● **Instruction**:
Can you write out the whole listing exactly?

________________

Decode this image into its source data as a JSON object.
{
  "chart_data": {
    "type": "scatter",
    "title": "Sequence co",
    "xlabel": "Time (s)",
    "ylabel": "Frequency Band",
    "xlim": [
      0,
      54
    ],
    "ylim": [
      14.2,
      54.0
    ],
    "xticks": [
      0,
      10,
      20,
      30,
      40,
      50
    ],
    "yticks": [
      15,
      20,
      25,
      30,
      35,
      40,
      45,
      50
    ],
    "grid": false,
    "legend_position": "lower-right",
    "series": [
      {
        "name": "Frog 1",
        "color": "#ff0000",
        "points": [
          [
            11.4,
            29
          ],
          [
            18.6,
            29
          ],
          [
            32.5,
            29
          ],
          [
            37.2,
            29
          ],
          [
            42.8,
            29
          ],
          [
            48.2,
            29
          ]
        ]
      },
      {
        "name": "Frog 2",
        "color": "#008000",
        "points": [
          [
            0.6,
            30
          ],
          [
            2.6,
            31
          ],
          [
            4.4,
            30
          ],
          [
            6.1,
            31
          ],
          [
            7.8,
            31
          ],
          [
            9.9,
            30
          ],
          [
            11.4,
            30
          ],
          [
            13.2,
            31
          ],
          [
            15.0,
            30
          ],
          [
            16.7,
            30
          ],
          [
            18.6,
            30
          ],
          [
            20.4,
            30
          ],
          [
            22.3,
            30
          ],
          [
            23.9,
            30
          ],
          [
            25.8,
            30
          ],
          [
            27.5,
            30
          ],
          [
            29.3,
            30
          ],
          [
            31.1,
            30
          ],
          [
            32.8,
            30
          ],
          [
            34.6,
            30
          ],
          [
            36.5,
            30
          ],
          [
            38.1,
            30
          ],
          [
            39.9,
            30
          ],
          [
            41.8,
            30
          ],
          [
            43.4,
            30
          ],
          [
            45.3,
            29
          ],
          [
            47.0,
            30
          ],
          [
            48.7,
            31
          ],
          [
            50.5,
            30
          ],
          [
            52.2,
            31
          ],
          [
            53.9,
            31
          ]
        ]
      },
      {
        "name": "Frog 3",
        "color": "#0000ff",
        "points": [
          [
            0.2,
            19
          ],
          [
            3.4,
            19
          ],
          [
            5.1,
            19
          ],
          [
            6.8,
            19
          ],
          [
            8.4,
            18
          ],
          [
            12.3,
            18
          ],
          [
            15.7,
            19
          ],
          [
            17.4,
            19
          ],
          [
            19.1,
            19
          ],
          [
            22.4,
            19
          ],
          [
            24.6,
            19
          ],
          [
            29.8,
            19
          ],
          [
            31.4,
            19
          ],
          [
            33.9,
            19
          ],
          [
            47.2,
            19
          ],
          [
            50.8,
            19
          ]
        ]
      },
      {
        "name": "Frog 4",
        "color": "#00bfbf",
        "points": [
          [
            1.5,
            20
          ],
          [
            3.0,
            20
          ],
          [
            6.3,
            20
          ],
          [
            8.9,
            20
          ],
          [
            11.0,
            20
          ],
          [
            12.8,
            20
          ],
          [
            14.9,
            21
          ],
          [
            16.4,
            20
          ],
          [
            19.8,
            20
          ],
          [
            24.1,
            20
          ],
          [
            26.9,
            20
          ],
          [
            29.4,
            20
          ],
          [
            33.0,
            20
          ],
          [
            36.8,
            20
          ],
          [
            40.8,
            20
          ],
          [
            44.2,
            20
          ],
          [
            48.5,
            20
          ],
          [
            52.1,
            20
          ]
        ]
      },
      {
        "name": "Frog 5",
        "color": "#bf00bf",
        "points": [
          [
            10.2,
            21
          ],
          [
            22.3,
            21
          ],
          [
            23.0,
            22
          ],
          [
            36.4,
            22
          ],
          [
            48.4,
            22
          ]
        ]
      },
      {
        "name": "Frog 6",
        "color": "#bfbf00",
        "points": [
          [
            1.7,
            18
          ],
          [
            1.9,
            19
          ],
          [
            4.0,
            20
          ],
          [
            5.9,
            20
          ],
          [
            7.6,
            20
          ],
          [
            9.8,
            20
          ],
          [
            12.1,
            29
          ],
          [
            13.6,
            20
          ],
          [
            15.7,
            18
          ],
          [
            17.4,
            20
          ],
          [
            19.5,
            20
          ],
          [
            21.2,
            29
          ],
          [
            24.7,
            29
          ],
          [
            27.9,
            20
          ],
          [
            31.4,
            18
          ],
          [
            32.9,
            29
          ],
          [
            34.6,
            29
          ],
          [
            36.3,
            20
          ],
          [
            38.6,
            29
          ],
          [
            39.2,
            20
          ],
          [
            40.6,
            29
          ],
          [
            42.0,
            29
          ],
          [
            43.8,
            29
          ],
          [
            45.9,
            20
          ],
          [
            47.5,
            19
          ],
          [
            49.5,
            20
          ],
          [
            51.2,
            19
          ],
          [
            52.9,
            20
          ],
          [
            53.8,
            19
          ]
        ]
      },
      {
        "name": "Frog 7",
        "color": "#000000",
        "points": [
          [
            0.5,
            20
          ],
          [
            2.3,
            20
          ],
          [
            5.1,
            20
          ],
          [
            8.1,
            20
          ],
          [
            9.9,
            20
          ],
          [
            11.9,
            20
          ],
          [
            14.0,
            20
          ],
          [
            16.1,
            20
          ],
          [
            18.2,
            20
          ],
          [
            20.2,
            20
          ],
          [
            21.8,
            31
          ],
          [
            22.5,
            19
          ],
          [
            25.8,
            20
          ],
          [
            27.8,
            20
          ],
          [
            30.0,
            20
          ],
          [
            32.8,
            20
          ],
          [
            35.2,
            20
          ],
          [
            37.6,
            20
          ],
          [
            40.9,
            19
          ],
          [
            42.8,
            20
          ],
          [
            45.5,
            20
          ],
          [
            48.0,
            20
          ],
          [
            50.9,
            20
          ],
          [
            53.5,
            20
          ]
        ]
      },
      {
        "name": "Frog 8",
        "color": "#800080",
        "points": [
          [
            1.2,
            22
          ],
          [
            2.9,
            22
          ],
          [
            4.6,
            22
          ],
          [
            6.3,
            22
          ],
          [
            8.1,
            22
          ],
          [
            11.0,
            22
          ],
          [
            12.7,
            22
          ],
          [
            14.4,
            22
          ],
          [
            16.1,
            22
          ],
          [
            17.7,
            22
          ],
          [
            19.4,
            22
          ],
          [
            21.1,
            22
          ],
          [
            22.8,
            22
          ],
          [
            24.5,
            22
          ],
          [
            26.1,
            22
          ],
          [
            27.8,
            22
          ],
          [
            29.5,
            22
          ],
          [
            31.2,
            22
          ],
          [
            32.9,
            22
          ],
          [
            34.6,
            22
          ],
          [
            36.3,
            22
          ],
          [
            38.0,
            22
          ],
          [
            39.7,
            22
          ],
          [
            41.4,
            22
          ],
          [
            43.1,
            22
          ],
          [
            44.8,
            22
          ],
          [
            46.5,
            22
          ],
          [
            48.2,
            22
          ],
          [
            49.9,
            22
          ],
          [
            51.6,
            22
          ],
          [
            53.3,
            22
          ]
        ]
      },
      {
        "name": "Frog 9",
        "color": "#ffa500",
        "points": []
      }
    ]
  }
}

________________

● **Answer for the task**:
Decode this image into its source data as a JSON object.
{
  "chart_data": {
    "type": "scatter",
    "title": "Sequence co",
    "xlabel": "Time (s)",
    "ylabel": "Frequency Band",
    "xlim": [
      0,
      54
    ],
    "ylim": [
      14.2,
      54.0
    ],
    "xticks": [
      0,
      10,
      20,
      30,
      40,
      50
    ],
    "yticks": [
      15,
      20,
      25,
      30,
      35,
      40,
      45,
      50
    ],
    "grid": false,
    "legend_position": "lower-right",
    "series": [
      {
        "name": "Frog 1",
        "color": "#ff0000",
        "points": [
          [
            11.4,
            29
          ],
          [
            18.6,
            29
          ],
          [
            32.5,
            29
          ],
          [
            37.2,
            29
          ],
          [
            42.8,
            29
          ],
          [
            48.2,
            29
          ]
        ]
      },
      {
        "name": "Frog 2",
        "color": "#008000",
        "points": [
          [
            0.6,
            30
          ],
          [
            2.6,
            31
          ],
          [
            4.4,
            30
          ],
          [
            6.1,
            31
          ],
          [
            7.8,
            31
          ],
          [
            9.9,
            30
          ],
          [
            11.4,
            30
          ],
          [
            13.2,
            31
          ],
          [
            15.0,
            30
          ],
          [
            16.7,
            30
          ],
          [
            18.6,
            30
          ],
          [
            20.4,
            30
          ],
          [
            22.3,
            30
          ],
          [
            23.9,
            30
          ],
          [
            25.8,
            30
          ],
          [
            27.5,
            30
          ],
          [
            29.3,
            30
          ],
          [
            31.1,
            30
          ],
          [
            32.8,
            30
          ],
          [
            34.6,
            30
          ],
          [
            36.5,
            30
          ],
          [
            38.1,
            30
          ],
          [
            39.9,
            30
          ],
          [
            41.8,
            30
          ],
          [
            43.4,
            30
          ],
          [
            45.3,
            29
          ],
          [
            47.0,
            30
          ],
          [
            48.7,
            31
          ],
          [
            50.5,
            30
          ],
          [
            52.2,
            31
          ],
          [
            53.9,
            31
          ]
        ]
      },
      {
        "name": "Frog 3",
        "color": "#0000ff",
        "points": [
          [
            0.2,
            19
          ],
          [
            3.4,
            19
          ],
          [
            5.1,
            19
          ],
          [
            6.8,
            19
          ],
          [
            8.4,
            18
          ],
          [
            12.3,
            18
          ],
          [
            15.7,
            19
          ],
          [
            17.4,
            19
          ],
          [
            19.1,
            19
          ],
          [
            22.4,
            19
          ],
          [
            24.6,
            19
          ],
          [
            29.8,
            19
          ],
          [
            31.4,
            19
          ],
          [
            33.9,
            19
          ],
          [
            47.2,
            19
          ],
          [
            50.8,
            19
          ]
        ]
      },
      {
        "name": "Frog 4",
        "color": "#00bfbf",
        "points": [
          [
            1.5,
            20
          ],
          [
            3.0,
            20
          ],
          [
            6.3,
            20
          ],
          [
            8.9,
            20
          ],
          [
            11.0,
            20
          ],
          [
            12.8,
            20
          ],
          [
            14.9,
            21
          ],
          [
            16.4,
            20
          ],
          [
            19.8,
            20
          ],
          [
            24.1,
            20
          ],
          [
            26.9,
            20
          ],
          [
            29.4,
            20
          ],
          [
            33.0,
            20
          ],
          [
            36.8,
            20
          ],
          [
            40.8,
            20
          ],
          [
            44.2,
            20
          ],
          [
            48.5,
            20
          ],
          [
            52.1,
            20
          ]
        ]
      },
      {
        "name": "Frog 5",
        "color": "#bf00bf",
        "points": [
          [
            10.2,
            21
          ],
          [
            22.3,
            21
          ],
          [
            23.0,
            22
          ],
          [
            36.4,
            22
          ],
          [
            48.4,
            22
          ]
        ]
      },
      {
        "name": "Frog 6",
        "color": "#bfbf00",
        "points": [
          [
            1.7,
            18
          ],
          [
            1.9,
            19
          ],
          [
            4.0,
            20
          ],
          [
            5.9,
            20
          ],
          [
            7.6,
            20
          ],
          [
            9.8,
            20
          ],
          [
            12.1,
            29
          ],
          [
            13.6,
            20
          ],
          [
            15.7,
            18
          ],
          [
            17.4,
            20
          ],
          [
            19.5,
            20
          ],
          [
            21.2,
            29
          ],
          [
            24.7,
            29
          ],
          [
            27.9,
            20
          ],
          [
            31.4,
            18
          ],
          [
            32.9,
            29
          ],
          [
            34.6,
            29
          ],
          [
            36.3,
            20
          ],
          [
            38.6,
            29
          ],
          [
            39.2,
            20
          ],
          [
            40.6,
            29
          ],
          [
            42.0,
            29
          ],
          [
            43.8,
            29
          ],
          [
            45.9,
            20
          ],
          [
            47.5,
            19
          ],
          [
            49.5,
            20
          ],
          [
            51.2,
            19
          ],
          [
            52.9,
            20
          ],
          [
            53.8,
            19
          ]
        ]
      },
      {
        "name": "Frog 7",
        "color": "#000000",
        "points": [
          [
            0.5,
            20
          ],
          [
            2.3,
            20
          ],
          [
            5.1,
            20
          ],
          [
            8.1,
            20
          ],
          [
            9.9,
            20
          ],
          [
            11.9,
            20
          ],
          [
            14.0,
            20
          ],
          [
            16.1,
            20
          ],
          [
            18.2,
            20
          ],
          [
            20.2,
            20
          ],
          [
            21.8,
            31
          ],
          [
            22.5,
            19
          ],
          [
            25.8,
            20
          ],
          [
            27.8,
            20
          ],
          [
            30.0,
            20
          ],
          [
            32.8,
            20
          ],
          [
            35.2,
            20
          ],
          [
            37.6,
            20
          ],
          [
            40.9,
            19
          ],
          [
            42.8,
            20
          ],
          [
            45.5,
            20
          ],
          [
            48.0,
            20
          ],
          [
            50.9,
            20
          ],
          [
            53.5,
            20
          ]
        ]
      },
      {
        "name": "Frog 8",
        "color": "#800080",
        "points": [
          [
            1.2,
            22
          ],
          [
            2.9,
            22
          ],
          [
            4.6,
            22
          ],
          [
            6.3,
            22
          ],
          [
            8.1,
            22
          ],
          [
            11.0,
            22
          ],
          [
            12.7,
            22
          ],
          [
            14.4,
            22
          ],
          [
            16.1,
            22
          ],
          [
            17.7,
            22
          ],
          [
            19.4,
            22
          ],
          [
            21.1,
            22
          ],
          [
            22.8,
            22
          ],
          [
            24.5,
            22
          ],
          [
            26.1,
            22
          ],
          [
            27.8,
            22
          ],
          [
            29.5,
            22
          ],
          [
            31.2,
            22
          ],
          [
            32.9,
            22
          ],
          [
            34.6,
            22
          ],
          [
            36.3,
            22
          ],
          [
            38.0,
            22
          ],
          [
            39.7,
            22
          ],
          [
            41.4,
            22
          ],
          [
            43.1,
            22
          ],
          [
            44.8,
            22
          ],
          [
            46.5,
            22
          ],
          [
            48.2,
            22
          ],
          [
            49.9,
            22
          ],
          [
            51.6,
            22
          ],
          [
            53.3,
            22
          ]
        ]
      },
      {
        "name": "Frog 9",
        "color": "#ffa500",
        "points": []
      }
    ]
  }
}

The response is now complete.